### INSTRUCTIONS TO FOLLOW
Return each line that holds the word "zrobić".

(Data listing)
<<<<

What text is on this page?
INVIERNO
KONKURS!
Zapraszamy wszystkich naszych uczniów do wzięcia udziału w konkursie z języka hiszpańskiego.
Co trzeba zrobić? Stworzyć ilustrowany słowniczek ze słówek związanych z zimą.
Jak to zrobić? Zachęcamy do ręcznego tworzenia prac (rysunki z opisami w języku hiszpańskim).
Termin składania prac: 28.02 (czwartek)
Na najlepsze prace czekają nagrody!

>>>>

### TASK ANSWER
Co trzeba zrobić? Stworzyć ilustrowany słowniczek ze słówek związanych z zimą.
Jak to zrobić? Zachęcamy do ręcznego tworzenia prac (rysunki z opisami w języku hiszpańskim).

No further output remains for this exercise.